--- Testo di partenza ---

Esperimenti su modelli murini evidenziano il ruolo del microrganismo Enterococcus gallinarum nell'insorgenza di questa malattia cronica autoimmune
Le relazioni simbiotiche possono essere definite, insieme alla mutazione, come il motore dell’evoluzione. Da sempre, infatti, i rapporti di coesistenza con alcune specie batteriche permettono agli organismi pluricellulari di evolversi e acquisire potenzialità: organelli cellulari come i mitocondri e i cloroplasti sono il frutto di un processo simbiotico con il quale organismi eucarioti hanno inglobato batteri ancestrali che hanno permesso loro di migliorare alcune funzioni: i mitocondri, solo per fare un esempio, sono fondamentali per la produzione di energia. La più importante relazione simbiotica che riguarda l’uomo parte dal nostro stesso intestino, che offre ospitalità a quasi 100 trilioni di cellule microbiche: archeobatteri, funghi o protozoi vivono infatti nelle pareti interne del nostro corpo formando il microbiota.

--- Dati estratti ---

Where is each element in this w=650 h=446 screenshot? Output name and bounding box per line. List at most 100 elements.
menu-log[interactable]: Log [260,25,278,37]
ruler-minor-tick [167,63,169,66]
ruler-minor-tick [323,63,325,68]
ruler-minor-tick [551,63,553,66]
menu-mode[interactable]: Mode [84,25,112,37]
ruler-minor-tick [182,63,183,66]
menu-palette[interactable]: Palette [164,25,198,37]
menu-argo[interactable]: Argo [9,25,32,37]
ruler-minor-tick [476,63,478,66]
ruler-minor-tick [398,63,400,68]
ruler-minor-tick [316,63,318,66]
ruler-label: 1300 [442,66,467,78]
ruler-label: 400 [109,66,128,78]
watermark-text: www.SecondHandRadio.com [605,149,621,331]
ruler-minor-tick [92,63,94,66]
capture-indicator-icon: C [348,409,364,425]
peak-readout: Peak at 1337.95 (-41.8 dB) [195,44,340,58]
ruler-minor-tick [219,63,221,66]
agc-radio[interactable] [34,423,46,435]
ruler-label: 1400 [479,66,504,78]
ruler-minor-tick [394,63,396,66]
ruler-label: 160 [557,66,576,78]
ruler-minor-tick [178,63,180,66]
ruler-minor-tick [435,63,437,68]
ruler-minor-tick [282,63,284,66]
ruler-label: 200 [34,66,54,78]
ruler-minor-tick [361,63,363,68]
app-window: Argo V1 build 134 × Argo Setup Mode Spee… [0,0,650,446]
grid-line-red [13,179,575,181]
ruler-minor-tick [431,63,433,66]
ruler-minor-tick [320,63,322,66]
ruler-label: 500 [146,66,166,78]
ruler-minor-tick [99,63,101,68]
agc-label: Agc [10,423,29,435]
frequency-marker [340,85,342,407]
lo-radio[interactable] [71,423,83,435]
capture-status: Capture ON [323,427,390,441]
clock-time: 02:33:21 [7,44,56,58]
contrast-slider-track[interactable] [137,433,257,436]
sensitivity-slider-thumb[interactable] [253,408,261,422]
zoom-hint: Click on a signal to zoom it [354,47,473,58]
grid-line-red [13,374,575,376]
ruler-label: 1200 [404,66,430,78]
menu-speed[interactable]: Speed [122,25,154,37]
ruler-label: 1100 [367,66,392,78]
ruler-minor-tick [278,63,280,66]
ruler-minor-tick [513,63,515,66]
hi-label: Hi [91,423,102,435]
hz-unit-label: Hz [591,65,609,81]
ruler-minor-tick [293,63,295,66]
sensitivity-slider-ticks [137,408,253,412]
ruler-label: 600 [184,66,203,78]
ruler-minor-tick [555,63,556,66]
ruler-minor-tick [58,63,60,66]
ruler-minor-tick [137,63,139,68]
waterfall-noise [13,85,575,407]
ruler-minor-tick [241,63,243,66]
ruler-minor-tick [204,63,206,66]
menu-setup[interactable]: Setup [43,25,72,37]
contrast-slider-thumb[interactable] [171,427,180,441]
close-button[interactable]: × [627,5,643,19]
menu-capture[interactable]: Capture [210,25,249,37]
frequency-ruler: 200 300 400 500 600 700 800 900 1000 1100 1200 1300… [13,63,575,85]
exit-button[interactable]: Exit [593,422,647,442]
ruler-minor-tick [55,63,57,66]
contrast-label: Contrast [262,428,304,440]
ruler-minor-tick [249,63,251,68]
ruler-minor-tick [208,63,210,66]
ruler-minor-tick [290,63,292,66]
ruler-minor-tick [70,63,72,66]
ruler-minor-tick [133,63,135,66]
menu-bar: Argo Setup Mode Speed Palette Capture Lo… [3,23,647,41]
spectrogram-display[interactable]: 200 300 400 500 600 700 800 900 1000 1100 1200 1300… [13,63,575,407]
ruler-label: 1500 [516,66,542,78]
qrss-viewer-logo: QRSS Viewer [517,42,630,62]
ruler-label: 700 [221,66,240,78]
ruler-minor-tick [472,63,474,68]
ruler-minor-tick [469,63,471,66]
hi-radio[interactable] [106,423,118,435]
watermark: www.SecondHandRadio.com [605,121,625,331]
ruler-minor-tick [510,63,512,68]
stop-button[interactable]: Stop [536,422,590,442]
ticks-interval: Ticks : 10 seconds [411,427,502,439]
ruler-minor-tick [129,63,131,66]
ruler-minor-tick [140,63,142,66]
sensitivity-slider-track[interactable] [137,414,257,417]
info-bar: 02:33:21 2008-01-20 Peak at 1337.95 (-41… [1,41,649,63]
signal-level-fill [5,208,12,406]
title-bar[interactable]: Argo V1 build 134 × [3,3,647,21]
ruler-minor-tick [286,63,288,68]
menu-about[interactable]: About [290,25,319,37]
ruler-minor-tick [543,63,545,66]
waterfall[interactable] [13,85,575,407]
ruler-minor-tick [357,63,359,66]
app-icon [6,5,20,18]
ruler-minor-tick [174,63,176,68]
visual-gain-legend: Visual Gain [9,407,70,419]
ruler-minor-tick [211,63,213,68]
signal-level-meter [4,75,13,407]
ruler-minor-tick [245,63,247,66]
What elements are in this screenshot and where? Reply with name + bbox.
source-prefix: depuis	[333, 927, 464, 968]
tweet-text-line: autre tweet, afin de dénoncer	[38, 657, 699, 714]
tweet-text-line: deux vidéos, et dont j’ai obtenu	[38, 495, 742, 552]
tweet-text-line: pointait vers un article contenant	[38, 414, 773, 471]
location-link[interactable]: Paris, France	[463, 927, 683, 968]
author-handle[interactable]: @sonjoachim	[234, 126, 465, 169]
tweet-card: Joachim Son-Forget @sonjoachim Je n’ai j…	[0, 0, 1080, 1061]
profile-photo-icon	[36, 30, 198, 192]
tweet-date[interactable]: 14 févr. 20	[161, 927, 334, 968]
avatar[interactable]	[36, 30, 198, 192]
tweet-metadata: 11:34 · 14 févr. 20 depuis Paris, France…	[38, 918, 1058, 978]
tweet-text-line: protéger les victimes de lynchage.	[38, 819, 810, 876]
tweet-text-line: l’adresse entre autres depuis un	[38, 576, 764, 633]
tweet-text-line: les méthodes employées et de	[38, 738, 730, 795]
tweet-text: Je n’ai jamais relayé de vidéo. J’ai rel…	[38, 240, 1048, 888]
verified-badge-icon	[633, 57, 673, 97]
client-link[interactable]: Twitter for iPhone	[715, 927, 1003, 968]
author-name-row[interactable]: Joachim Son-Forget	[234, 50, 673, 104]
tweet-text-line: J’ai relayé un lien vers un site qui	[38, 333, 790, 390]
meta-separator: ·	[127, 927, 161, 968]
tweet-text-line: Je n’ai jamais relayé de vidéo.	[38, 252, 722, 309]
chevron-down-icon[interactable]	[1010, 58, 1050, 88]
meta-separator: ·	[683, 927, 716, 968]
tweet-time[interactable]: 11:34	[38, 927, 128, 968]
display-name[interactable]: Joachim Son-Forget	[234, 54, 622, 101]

---

> **Il compito**
Elenca tutti i tipi di organismi che, secondo il testo sulle relazioni simbiotiche, vivono nelle pareti interne del nostro corpo formando il microbiota. Per rispondere basta il testo, senza altre fonti.

> **Soluzione**
Archeobatteri, funghi e protozoi.